== REQUIREMENTS ==
Below are some records. Quote exactly the lines from the one that contains "Serialize everything readable" through the last, both included, and leave out the pictures.

== Records from a collection ==
──────

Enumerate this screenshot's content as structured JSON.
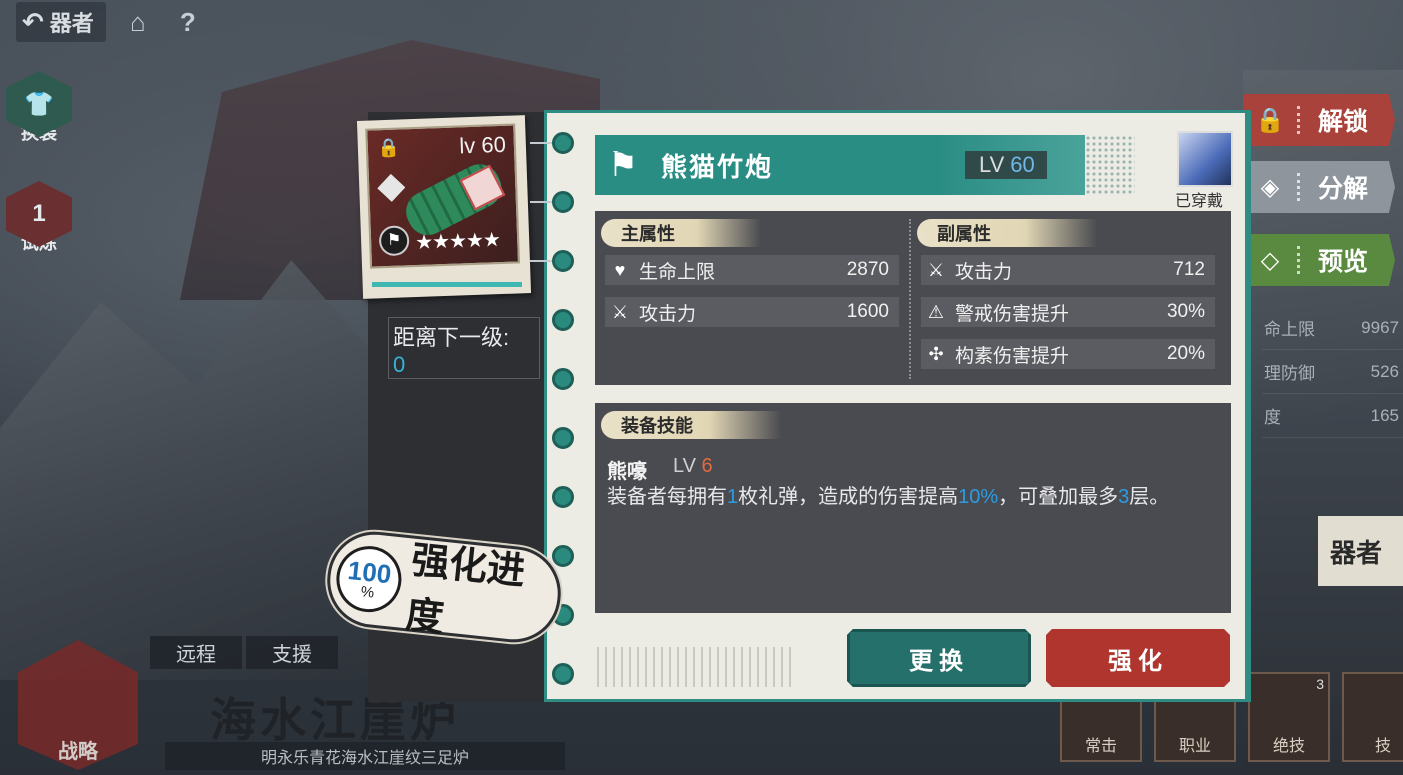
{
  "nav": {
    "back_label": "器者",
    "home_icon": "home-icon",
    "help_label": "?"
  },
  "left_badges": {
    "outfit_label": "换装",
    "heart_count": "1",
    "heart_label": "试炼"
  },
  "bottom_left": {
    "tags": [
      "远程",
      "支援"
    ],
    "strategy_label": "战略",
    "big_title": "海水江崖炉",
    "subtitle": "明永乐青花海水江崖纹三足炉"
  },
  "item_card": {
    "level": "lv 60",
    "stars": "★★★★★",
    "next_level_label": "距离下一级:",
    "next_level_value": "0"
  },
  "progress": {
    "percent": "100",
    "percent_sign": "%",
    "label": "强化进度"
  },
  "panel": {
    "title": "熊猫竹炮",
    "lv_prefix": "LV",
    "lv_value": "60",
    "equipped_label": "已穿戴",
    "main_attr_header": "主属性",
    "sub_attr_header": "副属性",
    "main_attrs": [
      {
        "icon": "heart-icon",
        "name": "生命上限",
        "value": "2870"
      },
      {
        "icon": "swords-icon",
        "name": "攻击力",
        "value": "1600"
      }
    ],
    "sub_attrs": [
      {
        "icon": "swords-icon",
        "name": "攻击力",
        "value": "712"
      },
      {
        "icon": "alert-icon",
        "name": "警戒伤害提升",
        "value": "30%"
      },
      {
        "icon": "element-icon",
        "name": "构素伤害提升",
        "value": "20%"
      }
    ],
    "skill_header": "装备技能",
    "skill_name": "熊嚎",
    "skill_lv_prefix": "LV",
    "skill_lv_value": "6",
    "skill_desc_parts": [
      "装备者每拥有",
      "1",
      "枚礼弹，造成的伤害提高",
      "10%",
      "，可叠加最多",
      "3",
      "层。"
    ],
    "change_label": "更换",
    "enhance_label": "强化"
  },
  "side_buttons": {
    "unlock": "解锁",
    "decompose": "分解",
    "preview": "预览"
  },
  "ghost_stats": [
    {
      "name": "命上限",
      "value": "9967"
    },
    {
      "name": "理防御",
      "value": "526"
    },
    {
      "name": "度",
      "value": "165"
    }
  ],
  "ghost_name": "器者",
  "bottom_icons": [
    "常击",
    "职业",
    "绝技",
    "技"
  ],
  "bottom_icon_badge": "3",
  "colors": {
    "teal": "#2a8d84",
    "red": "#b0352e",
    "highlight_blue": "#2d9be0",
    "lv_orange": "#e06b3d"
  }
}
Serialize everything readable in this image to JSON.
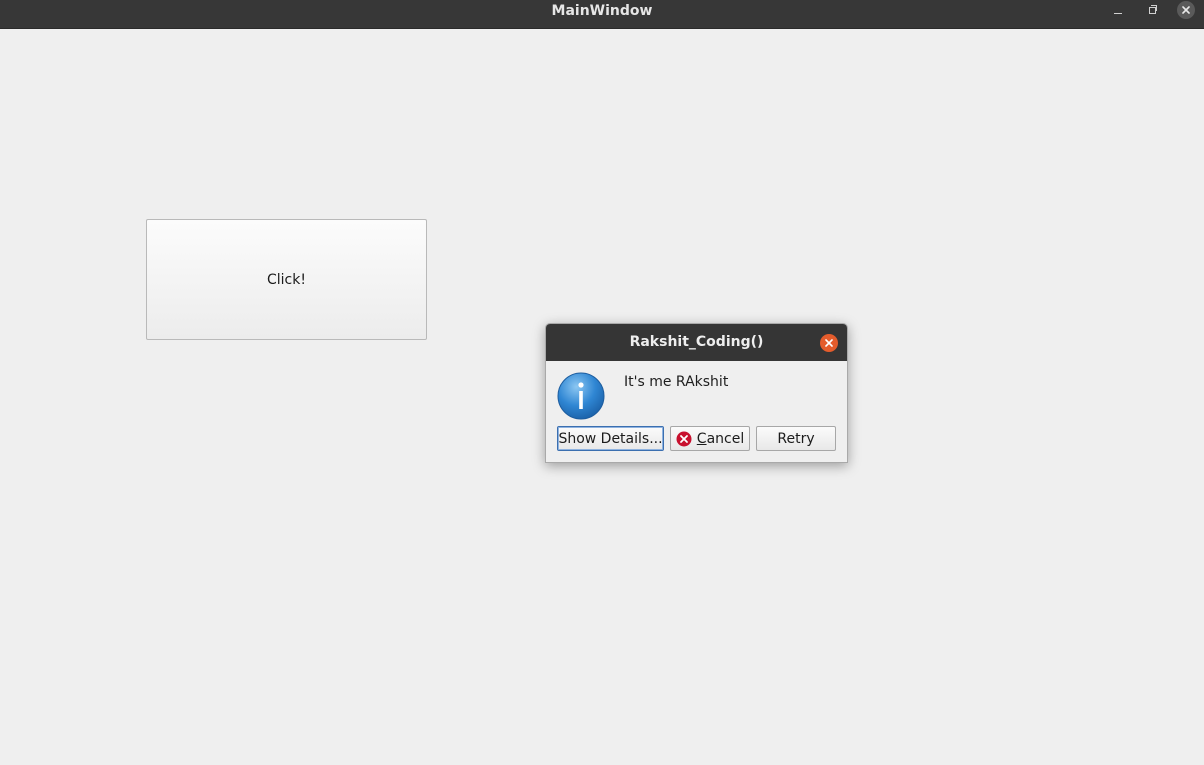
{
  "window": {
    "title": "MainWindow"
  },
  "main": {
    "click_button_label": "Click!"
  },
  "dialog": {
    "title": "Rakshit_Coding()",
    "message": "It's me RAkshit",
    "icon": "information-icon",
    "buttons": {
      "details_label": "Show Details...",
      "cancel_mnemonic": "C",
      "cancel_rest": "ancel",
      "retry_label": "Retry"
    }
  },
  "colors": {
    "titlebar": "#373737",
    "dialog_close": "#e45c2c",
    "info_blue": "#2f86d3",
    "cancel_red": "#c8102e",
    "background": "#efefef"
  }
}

──────

== SOLUTION ==
Serialize everything readable in this image to JSON.
{
  "window": {
    "title": "MainWindow"
  },
  "main": {
    "click_button_label": "Click!"
  },
  "dialog": {
    "title": "Rakshit_Coding()",
    "message": "It's me RAkshit",
    "icon": "information-icon",
    "buttons": {
      "details_label": "Show Details...",
      "cancel_mnemonic": "C",
      "cancel_rest": "ancel",
      "retry_label": "Retry"
    }
  },
  "colors": {
    "titlebar": "#373737",
    "dialog_close": "#e45c2c",
    "info_blue": "#2f86d3",
    "cancel_red": "#c8102e",
    "background": "#efefef"
  }
}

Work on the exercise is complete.